— Start of Available records —

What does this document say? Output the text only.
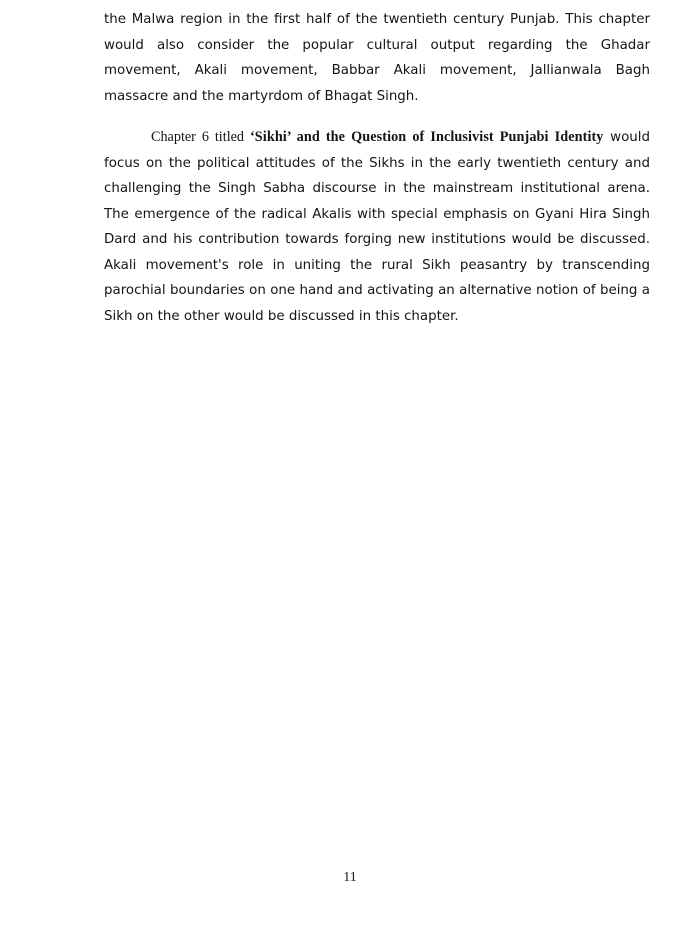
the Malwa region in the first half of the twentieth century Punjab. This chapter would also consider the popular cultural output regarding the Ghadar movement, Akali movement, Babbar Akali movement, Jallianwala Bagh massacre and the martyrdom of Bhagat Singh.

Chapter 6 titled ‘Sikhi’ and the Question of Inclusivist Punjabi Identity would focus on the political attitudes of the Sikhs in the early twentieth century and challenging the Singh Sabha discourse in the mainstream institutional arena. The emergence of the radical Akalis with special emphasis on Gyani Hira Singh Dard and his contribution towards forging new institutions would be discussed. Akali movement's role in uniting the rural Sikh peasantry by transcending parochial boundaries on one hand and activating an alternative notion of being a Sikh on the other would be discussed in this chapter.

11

— End of Available records —
— Start of Available records —

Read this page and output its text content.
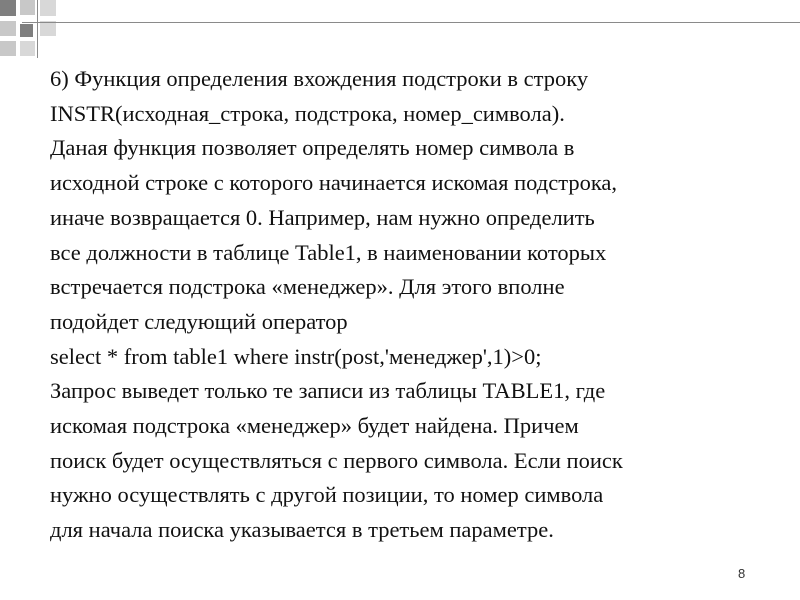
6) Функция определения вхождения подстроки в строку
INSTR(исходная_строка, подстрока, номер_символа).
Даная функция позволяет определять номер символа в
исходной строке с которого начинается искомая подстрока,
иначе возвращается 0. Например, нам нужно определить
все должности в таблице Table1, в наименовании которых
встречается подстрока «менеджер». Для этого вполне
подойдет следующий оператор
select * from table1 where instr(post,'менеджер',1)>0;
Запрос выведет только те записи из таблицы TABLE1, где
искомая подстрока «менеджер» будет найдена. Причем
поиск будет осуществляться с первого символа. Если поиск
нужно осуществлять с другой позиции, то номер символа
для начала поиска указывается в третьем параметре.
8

— End of Available records —

Short problem: Select and copy each line from the data that includes the word "text".

Complete answer:
What does this document say? Output the text only.
Read this page and output its text content.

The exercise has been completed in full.